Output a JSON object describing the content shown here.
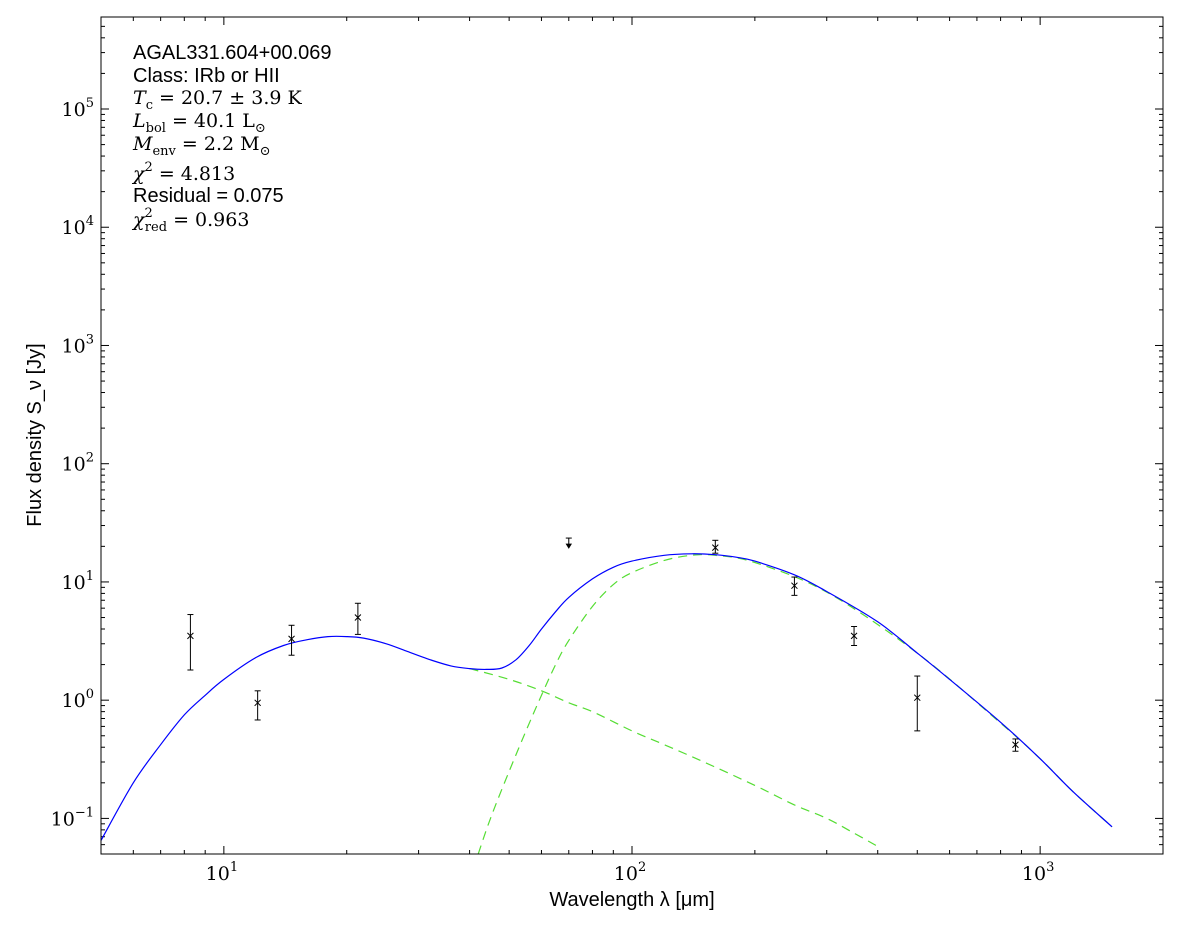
{
  "chart_data": {
    "type": "line",
    "x_scale": "log",
    "y_scale": "log",
    "xlim": [
      5,
      2000
    ],
    "ylim": [
      0.05,
      600000
    ],
    "grid": false,
    "xlabel": "Wavelength λ [μm]",
    "ylabel": "Flux density S_ν [Jy]",
    "x_ticks": [
      {
        "base": "10",
        "exp": "1",
        "value": 10
      },
      {
        "base": "10",
        "exp": "2",
        "value": 100
      },
      {
        "base": "10",
        "exp": "3",
        "value": 1000
      }
    ],
    "y_ticks": [
      {
        "base": "10",
        "exp": "−1",
        "value": 0.1
      },
      {
        "base": "10",
        "exp": "0",
        "value": 1
      },
      {
        "base": "10",
        "exp": "1",
        "value": 10
      },
      {
        "base": "10",
        "exp": "2",
        "value": 100
      },
      {
        "base": "10",
        "exp": "3",
        "value": 1000
      },
      {
        "base": "10",
        "exp": "4",
        "value": 10000
      },
      {
        "base": "10",
        "exp": "5",
        "value": 100000
      }
    ],
    "annotations": {
      "source_name": "AGAL331.604+00.069",
      "class_label": "Class: IRb or HII",
      "tc": {
        "sym": "T",
        "sub": "c",
        "rest": " = 20.7 ± 3.9 K"
      },
      "lbol": {
        "sym": "L",
        "sub": "bol",
        "rest": " = 40.1 L",
        "sun": "⊙"
      },
      "menv": {
        "sym": "M",
        "sub": "env",
        "rest": " = 2.2 M",
        "sun": "⊙"
      },
      "chi2": {
        "sym": "χ",
        "sup": "2",
        "rest": " = 4.813"
      },
      "residual": "Residual = 0.075",
      "chi2red": {
        "sym": "χ",
        "sup": "2",
        "sub": "red",
        "rest": " = 0.963"
      }
    },
    "series": [
      {
        "role": "total_fit",
        "color": "#0000ff",
        "style": "solid",
        "x": [
          5,
          6,
          7,
          8,
          9,
          10,
          12,
          14,
          16,
          18,
          20,
          22,
          25,
          28,
          32,
          36,
          40,
          44,
          48,
          52,
          56,
          60,
          65,
          70,
          80,
          90,
          100,
          120,
          140,
          160,
          180,
          200,
          250,
          300,
          400,
          500,
          600,
          800,
          1000,
          1200,
          1500
        ],
        "y": [
          0.065,
          0.2,
          0.42,
          0.75,
          1.1,
          1.5,
          2.3,
          2.9,
          3.25,
          3.45,
          3.45,
          3.35,
          3.0,
          2.6,
          2.2,
          1.95,
          1.85,
          1.82,
          1.87,
          2.2,
          2.9,
          4.0,
          5.6,
          7.4,
          10.6,
          13.3,
          15.0,
          16.8,
          17.3,
          17.0,
          16.2,
          15.0,
          11.5,
          8.3,
          4.6,
          2.5,
          1.5,
          0.65,
          0.32,
          0.17,
          0.085
        ]
      },
      {
        "role": "warm_component",
        "color": "#55dd33",
        "style": "dashed",
        "x": [
          40,
          50,
          60,
          70,
          80,
          100,
          120,
          150,
          200,
          250,
          300,
          350,
          400
        ],
        "y": [
          1.85,
          1.5,
          1.2,
          0.95,
          0.8,
          0.55,
          0.42,
          0.3,
          0.19,
          0.13,
          0.1,
          0.075,
          0.058
        ]
      },
      {
        "role": "cold_component",
        "color": "#55dd33",
        "style": "dashed",
        "x": [
          42,
          45,
          50,
          55,
          60,
          65,
          70,
          80,
          90,
          100,
          120,
          140,
          160,
          200,
          300,
          500,
          800,
          1000,
          1200,
          1500
        ],
        "y": [
          0.05,
          0.1,
          0.25,
          0.55,
          1.1,
          2.0,
          3.2,
          6.2,
          9.5,
          12.0,
          15.2,
          16.8,
          16.8,
          14.6,
          8.2,
          2.5,
          0.64,
          0.32,
          0.17,
          0.085
        ]
      }
    ],
    "data_points": [
      {
        "x": 8.28,
        "y": 3.5,
        "ylo": 1.8,
        "yhi": 5.3
      },
      {
        "x": 12.1,
        "y": 0.95,
        "ylo": 0.68,
        "yhi": 1.2
      },
      {
        "x": 14.65,
        "y": 3.3,
        "ylo": 2.4,
        "yhi": 4.3
      },
      {
        "x": 21.3,
        "y": 5.0,
        "ylo": 3.6,
        "yhi": 6.6
      },
      {
        "x": 160,
        "y": 19.5,
        "ylo": 17.5,
        "yhi": 22.5
      },
      {
        "x": 250,
        "y": 9.3,
        "ylo": 7.7,
        "yhi": 11.0
      },
      {
        "x": 350,
        "y": 3.5,
        "ylo": 2.9,
        "yhi": 4.2
      },
      {
        "x": 500,
        "y": 1.05,
        "ylo": 0.55,
        "yhi": 1.6
      },
      {
        "x": 870,
        "y": 0.42,
        "ylo": 0.37,
        "yhi": 0.47
      }
    ],
    "upper_limits": [
      {
        "x": 70,
        "y": 23.5
      }
    ]
  }
}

■ Task prompt
Leave the pictures out, and print every line of the listing exactly as written.

■ The reply
Output a JSON object describing the content shown here.
{
  "chart_data": {
    "type": "line",
    "x_scale": "log",
    "y_scale": "log",
    "xlim": [
      5,
      2000
    ],
    "ylim": [
      0.05,
      600000
    ],
    "grid": false,
    "xlabel": "Wavelength λ [μm]",
    "ylabel": "Flux density S_ν [Jy]",
    "x_ticks": [
      {
        "base": "10",
        "exp": "1",
        "value": 10
      },
      {
        "base": "10",
        "exp": "2",
        "value": 100
      },
      {
        "base": "10",
        "exp": "3",
        "value": 1000
      }
    ],
    "y_ticks": [
      {
        "base": "10",
        "exp": "−1",
        "value": 0.1
      },
      {
        "base": "10",
        "exp": "0",
        "value": 1
      },
      {
        "base": "10",
        "exp": "1",
        "value": 10
      },
      {
        "base": "10",
        "exp": "2",
        "value": 100
      },
      {
        "base": "10",
        "exp": "3",
        "value": 1000
      },
      {
        "base": "10",
        "exp": "4",
        "value": 10000
      },
      {
        "base": "10",
        "exp": "5",
        "value": 100000
      }
    ],
    "annotations": {
      "source_name": "AGAL331.604+00.069",
      "class_label": "Class: IRb or HII",
      "tc": {
        "sym": "T",
        "sub": "c",
        "rest": " = 20.7 ± 3.9 K"
      },
      "lbol": {
        "sym": "L",
        "sub": "bol",
        "rest": " = 40.1 L",
        "sun": "⊙"
      },
      "menv": {
        "sym": "M",
        "sub": "env",
        "rest": " = 2.2 M",
        "sun": "⊙"
      },
      "chi2": {
        "sym": "χ",
        "sup": "2",
        "rest": " = 4.813"
      },
      "residual": "Residual = 0.075",
      "chi2red": {
        "sym": "χ",
        "sup": "2",
        "sub": "red",
        "rest": " = 0.963"
      }
    },
    "series": [
      {
        "role": "total_fit",
        "color": "#0000ff",
        "style": "solid",
        "x": [
          5,
          6,
          7,
          8,
          9,
          10,
          12,
          14,
          16,
          18,
          20,
          22,
          25,
          28,
          32,
          36,
          40,
          44,
          48,
          52,
          56,
          60,
          65,
          70,
          80,
          90,
          100,
          120,
          140,
          160,
          180,
          200,
          250,
          300,
          400,
          500,
          600,
          800,
          1000,
          1200,
          1500
        ],
        "y": [
          0.065,
          0.2,
          0.42,
          0.75,
          1.1,
          1.5,
          2.3,
          2.9,
          3.25,
          3.45,
          3.45,
          3.35,
          3.0,
          2.6,
          2.2,
          1.95,
          1.85,
          1.82,
          1.87,
          2.2,
          2.9,
          4.0,
          5.6,
          7.4,
          10.6,
          13.3,
          15.0,
          16.8,
          17.3,
          17.0,
          16.2,
          15.0,
          11.5,
          8.3,
          4.6,
          2.5,
          1.5,
          0.65,
          0.32,
          0.17,
          0.085
        ]
      },
      {
        "role": "warm_component",
        "color": "#55dd33",
        "style": "dashed",
        "x": [
          40,
          50,
          60,
          70,
          80,
          100,
          120,
          150,
          200,
          250,
          300,
          350,
          400
        ],
        "y": [
          1.85,
          1.5,
          1.2,
          0.95,
          0.8,
          0.55,
          0.42,
          0.3,
          0.19,
          0.13,
          0.1,
          0.075,
          0.058
        ]
      },
      {
        "role": "cold_component",
        "color": "#55dd33",
        "style": "dashed",
        "x": [
          42,
          45,
          50,
          55,
          60,
          65,
          70,
          80,
          90,
          100,
          120,
          140,
          160,
          200,
          300,
          500,
          800,
          1000,
          1200,
          1500
        ],
        "y": [
          0.05,
          0.1,
          0.25,
          0.55,
          1.1,
          2.0,
          3.2,
          6.2,
          9.5,
          12.0,
          15.2,
          16.8,
          16.8,
          14.6,
          8.2,
          2.5,
          0.64,
          0.32,
          0.17,
          0.085
        ]
      }
    ],
    "data_points": [
      {
        "x": 8.28,
        "y": 3.5,
        "ylo": 1.8,
        "yhi": 5.3
      },
      {
        "x": 12.1,
        "y": 0.95,
        "ylo": 0.68,
        "yhi": 1.2
      },
      {
        "x": 14.65,
        "y": 3.3,
        "ylo": 2.4,
        "yhi": 4.3
      },
      {
        "x": 21.3,
        "y": 5.0,
        "ylo": 3.6,
        "yhi": 6.6
      },
      {
        "x": 160,
        "y": 19.5,
        "ylo": 17.5,
        "yhi": 22.5
      },
      {
        "x": 250,
        "y": 9.3,
        "ylo": 7.7,
        "yhi": 11.0
      },
      {
        "x": 350,
        "y": 3.5,
        "ylo": 2.9,
        "yhi": 4.2
      },
      {
        "x": 500,
        "y": 1.05,
        "ylo": 0.55,
        "yhi": 1.6
      },
      {
        "x": 870,
        "y": 0.42,
        "ylo": 0.37,
        "yhi": 0.47
      }
    ],
    "upper_limits": [
      {
        "x": 70,
        "y": 23.5
      }
    ]
  }
}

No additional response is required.